Excelente matéria publicada no (Correio da Cidadania) no dia 11 de junho escrita pelo jornalista Gabriel Brito e demonstra acima de tudo o sentimento brasileiro nesta Copa de 2010.
Finalmente se passaram quatro anos e estamos novamente às portas de mais uma Copa do Mundo. São dias demais de torcida, trabalho, jogos, expectativa, até darmos de cara com um novo mundial. Tudo para desaguar no segundo carnaval da temporada no país, no entanto, com adesão e comoção populares ainda mais intensas. Todos gostam de futebol e da seleção quando os melhores do mundo se reúnem para disputar uma taça.
Sem rivais por perto, não nos resta outra a não ser torcer em uníssono por uma mesma camisa, partilhar uma preferência apaixonada e confraternizar sem distinções qualquer seja o resultado. Experiências únicas na vida, daria pra dizer. Todos esses momentos nos são transmitidos logo quando vamos ver nossa primeira copa, cercados por parentes e agregados, veteranos de outras epopéias canarinhas, que nos contam as misérias que os craques brasileiros já fizeram mundo afora contra outras esquadras.

▶ [Listagem de dados]:
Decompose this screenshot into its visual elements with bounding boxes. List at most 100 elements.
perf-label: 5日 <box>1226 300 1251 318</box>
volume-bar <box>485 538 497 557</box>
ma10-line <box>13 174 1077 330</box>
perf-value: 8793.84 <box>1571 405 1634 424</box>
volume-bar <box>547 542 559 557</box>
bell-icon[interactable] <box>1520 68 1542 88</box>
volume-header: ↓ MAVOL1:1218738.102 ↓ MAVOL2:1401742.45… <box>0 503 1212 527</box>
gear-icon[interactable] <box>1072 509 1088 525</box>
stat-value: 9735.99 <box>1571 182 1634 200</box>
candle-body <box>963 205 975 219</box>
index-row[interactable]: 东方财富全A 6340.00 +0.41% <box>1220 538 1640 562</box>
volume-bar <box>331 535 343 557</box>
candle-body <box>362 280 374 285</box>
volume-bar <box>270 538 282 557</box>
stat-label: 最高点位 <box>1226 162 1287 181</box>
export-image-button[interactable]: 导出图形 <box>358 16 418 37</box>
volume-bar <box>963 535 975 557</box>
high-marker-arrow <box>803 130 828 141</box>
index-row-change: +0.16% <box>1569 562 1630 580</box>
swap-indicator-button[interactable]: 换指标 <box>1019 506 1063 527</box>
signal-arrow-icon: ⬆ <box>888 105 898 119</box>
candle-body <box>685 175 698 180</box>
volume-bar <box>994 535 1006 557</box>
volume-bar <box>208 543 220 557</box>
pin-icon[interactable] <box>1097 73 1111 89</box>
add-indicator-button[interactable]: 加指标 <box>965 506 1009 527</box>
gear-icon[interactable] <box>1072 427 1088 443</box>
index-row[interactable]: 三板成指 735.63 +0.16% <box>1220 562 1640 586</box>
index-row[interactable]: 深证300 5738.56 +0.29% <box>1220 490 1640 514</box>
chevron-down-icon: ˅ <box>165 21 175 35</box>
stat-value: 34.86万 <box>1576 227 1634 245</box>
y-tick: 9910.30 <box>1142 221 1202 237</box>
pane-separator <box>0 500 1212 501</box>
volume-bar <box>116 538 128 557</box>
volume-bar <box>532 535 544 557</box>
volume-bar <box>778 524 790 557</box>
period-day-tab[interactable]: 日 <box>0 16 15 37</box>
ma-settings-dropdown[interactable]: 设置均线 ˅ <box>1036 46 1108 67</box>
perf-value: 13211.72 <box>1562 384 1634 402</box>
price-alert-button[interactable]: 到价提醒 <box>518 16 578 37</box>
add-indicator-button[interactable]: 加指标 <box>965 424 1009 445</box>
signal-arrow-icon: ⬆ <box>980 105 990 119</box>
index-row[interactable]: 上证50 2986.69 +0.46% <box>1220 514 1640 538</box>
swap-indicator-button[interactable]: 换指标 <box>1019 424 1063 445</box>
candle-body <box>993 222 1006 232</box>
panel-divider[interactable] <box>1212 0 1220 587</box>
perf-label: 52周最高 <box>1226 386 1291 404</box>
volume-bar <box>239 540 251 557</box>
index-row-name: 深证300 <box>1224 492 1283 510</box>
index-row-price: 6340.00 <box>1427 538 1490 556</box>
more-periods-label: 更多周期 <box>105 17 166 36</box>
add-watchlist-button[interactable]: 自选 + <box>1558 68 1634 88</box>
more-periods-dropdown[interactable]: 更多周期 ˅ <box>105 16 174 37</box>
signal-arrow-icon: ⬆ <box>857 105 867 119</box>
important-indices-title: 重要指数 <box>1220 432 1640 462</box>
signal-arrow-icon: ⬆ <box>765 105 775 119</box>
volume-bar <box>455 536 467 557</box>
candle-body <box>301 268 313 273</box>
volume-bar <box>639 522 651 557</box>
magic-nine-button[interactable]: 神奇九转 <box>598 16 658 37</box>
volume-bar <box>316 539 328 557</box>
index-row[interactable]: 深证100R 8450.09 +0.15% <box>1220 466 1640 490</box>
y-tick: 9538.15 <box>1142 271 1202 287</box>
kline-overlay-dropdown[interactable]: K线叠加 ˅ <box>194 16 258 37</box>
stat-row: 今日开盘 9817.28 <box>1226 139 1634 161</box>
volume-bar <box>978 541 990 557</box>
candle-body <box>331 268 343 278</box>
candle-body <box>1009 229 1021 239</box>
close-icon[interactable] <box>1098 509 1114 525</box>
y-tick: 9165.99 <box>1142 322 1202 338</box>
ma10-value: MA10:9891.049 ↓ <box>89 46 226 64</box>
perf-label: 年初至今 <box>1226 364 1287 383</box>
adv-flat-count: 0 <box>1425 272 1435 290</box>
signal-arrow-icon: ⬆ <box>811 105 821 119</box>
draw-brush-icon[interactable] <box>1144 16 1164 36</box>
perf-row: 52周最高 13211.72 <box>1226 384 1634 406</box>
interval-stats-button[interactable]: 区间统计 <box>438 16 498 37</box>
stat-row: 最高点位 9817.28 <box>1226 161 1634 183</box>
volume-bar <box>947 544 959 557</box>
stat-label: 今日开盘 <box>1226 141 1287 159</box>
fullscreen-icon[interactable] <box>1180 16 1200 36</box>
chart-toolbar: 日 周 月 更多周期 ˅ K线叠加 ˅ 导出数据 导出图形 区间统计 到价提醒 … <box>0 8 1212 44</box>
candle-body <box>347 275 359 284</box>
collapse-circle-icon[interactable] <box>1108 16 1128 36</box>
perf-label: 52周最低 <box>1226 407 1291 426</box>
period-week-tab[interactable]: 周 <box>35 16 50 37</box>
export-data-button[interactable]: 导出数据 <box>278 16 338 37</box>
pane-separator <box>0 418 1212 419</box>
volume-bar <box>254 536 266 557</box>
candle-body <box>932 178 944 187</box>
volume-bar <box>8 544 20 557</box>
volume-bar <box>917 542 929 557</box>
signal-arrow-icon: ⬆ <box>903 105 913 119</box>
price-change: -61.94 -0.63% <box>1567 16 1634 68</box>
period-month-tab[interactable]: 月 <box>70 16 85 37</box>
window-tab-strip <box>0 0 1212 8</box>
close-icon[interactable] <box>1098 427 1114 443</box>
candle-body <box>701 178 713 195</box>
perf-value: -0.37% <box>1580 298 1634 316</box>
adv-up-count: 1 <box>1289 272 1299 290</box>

▶ [Exercícios]:
[a] Cite do texto sobre a Copa de 2010 o trecho que começa nas palavras "Sem rivais por" e termina depois de "contra outras esquadras.", sem mudar nada.
[b] Resuma em duas frases o parágrafo do texto sobre a Copa de 2010 que começa com "Sem rivais por perto", mantendo as ideias principais.
[c] Escreva a continuação do texto sobre a Copa de 2010 a partir da última frase apresentada.
A listagem não entra em nenhum destes exercícios.

▶ [Respostas das tarefas]:
[a]
Sem rivais por perto, não nos resta outra a não ser torcer em uníssono por uma mesma camisa, partilhar uma preferência apaixonada e confraternizar sem distinções qualquer seja o resultado. Experiências únicas na vida, daria pra dizer. Todos esses momentos nos são transmitidos logo quando vamos ver nossa primeira copa, cercados por parentes e agregados, veteranos de outras epopéias canarinhas, que nos contam as misérias que os craques brasileiros já fizeram mundo afora contra outras esquadras.

[b] Sem rivais por perto, só resta torcer juntos pela mesma camisa e confraternizar sem distinções, seja qual for o resultado, numa experiência única na vida. Esses momentos nos são transmitidos já na primeira copa, entre parentes e agregados veteranos de outras campanhas da seleção, que contam as façanhas dos craques brasileiros contra outras equipes pelo mundo.

[c]
Todo esse prólogo para admitir que, apesar de todos os maus tratos sofridos por essa instituição do futebol mundial, é muito difícil não torcer por um sismo no país no próximo 11 de julho, provocado pelo delírio da sexta estrela no peito. Mas também é preciso admitir, lamentar, praguejar, que esta seleção é um dos maiores atentados à essência do futebol brasileiro, um acinte provocado por uma cadeia de pessoas e mentes medíocres – e que ainda querem ensinar-nos a ser brasileiros.
Como todos sabem, o Brasil tinha uma excelente e vencedora seleção para a Copa de 2006, mas uma monumental onda de soberba tomou conta do escrete, tendo a CBF transformado a preparação num picadeiro para a mídia e os anunciantes. Com uma geração de talentos tragada pelo marketing incessante e um Parreira conformado antes da hora, a seleção fracassou de forma asquerosa, perdendo para uma combalida mas determinada França, sem praticamente dividir uma bola ou criar uma chance de gol.
Como nunca se vê em outros assuntos, o país exigiu cabeças. Ronaldinho Gaúcho, Ronaldo, Roberto Carlos, Adriano tinham de perder a cidadania brasileira e era urgente a volta do compromisso com a amarelinha, o que exigiria drástica mudança de filosofia, pois a seleção tinha ido desfilar, e não jogar, na Alemanha. Havia 100% de razão nas críticas.
No entanto, nunca foi feita uma análise completa do fiasco, de forma a atingir os verdadeiros responsáveis. E agora pagamos caríssimo por tal ‘negligência’. Para botar ordem na casa, o presidente da CBF Ricardo Teixeira nomeou Dunga, o capitão do tetra, para o cargo imediatamente inferior ao de Lula.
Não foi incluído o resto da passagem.